# [EXERCISE DIRECTIONS]
Sift the listing for lines that hold the string "Facultad" and pull them out.

# [DATA PROVIDED]
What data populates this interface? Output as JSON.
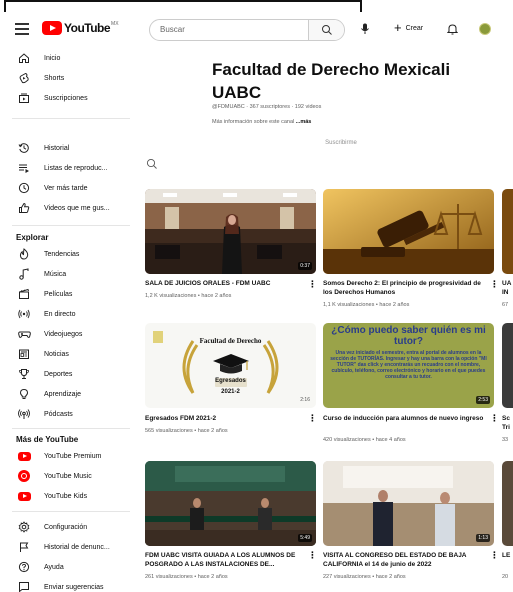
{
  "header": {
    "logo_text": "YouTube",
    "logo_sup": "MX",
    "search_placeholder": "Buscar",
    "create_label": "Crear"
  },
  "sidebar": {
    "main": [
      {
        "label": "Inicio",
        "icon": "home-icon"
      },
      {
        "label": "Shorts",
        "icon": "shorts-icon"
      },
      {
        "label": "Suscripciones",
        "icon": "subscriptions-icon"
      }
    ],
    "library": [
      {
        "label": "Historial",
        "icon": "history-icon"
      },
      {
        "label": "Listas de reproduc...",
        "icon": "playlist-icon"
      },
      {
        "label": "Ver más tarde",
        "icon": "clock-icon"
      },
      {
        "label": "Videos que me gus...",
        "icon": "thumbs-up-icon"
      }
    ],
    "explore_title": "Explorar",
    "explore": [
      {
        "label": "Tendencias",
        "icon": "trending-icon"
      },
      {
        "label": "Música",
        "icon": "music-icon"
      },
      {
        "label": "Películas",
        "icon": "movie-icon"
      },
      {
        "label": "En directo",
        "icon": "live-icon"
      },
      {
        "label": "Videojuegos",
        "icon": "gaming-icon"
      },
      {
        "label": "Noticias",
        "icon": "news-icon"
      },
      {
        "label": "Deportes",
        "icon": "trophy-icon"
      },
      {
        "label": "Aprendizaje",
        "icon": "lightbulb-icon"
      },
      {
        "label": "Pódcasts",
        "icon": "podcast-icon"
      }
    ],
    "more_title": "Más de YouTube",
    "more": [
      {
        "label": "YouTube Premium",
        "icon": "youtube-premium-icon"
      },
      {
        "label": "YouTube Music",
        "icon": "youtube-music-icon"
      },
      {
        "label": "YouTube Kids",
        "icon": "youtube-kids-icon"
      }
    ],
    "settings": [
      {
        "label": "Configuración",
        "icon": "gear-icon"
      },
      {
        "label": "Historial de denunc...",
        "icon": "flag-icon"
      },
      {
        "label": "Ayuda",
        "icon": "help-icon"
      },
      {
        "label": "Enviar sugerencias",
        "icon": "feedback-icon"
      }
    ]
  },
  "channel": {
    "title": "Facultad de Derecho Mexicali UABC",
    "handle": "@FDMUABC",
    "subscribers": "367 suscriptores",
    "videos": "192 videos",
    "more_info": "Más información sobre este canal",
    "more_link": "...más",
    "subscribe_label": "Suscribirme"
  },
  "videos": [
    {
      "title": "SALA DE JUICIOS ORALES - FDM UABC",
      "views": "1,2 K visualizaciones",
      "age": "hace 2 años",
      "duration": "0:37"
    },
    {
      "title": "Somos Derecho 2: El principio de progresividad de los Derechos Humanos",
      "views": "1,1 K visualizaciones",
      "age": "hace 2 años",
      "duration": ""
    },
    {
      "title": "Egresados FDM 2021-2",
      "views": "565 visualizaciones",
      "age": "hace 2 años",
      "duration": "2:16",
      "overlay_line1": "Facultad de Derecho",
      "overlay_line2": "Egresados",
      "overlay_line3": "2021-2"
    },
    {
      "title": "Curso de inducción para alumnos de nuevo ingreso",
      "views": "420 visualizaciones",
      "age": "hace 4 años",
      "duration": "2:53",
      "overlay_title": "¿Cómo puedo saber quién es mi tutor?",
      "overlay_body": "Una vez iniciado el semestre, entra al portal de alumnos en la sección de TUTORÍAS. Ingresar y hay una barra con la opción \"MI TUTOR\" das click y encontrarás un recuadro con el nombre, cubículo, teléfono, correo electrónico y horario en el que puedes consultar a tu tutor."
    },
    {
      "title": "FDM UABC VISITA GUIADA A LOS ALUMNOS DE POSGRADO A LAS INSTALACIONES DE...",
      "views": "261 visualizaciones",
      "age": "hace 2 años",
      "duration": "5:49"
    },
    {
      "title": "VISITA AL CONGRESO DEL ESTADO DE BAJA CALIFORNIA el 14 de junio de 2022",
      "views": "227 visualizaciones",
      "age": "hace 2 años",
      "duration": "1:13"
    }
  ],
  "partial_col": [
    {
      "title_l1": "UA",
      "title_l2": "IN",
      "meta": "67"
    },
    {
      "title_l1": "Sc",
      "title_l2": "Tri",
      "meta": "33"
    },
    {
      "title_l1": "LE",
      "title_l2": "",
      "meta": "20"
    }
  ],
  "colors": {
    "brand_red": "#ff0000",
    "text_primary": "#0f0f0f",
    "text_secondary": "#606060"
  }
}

==

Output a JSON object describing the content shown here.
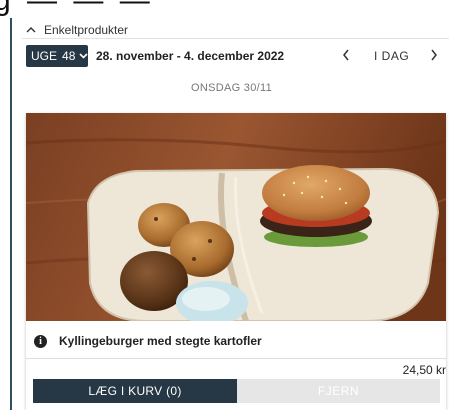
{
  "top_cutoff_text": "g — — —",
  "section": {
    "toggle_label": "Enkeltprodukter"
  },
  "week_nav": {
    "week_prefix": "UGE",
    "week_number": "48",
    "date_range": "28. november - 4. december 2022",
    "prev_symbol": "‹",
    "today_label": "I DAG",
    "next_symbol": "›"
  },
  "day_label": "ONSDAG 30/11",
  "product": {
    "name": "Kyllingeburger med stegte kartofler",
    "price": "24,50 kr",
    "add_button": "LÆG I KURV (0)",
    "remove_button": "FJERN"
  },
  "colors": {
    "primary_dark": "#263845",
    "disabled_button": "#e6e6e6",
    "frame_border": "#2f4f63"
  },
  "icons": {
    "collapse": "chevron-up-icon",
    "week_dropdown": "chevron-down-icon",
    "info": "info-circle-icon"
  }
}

# [TASK RESPONSE]
    "title": "Facultad de Derecho Mexicali UABC",
      "overlay_line1": "Facultad de Derecho",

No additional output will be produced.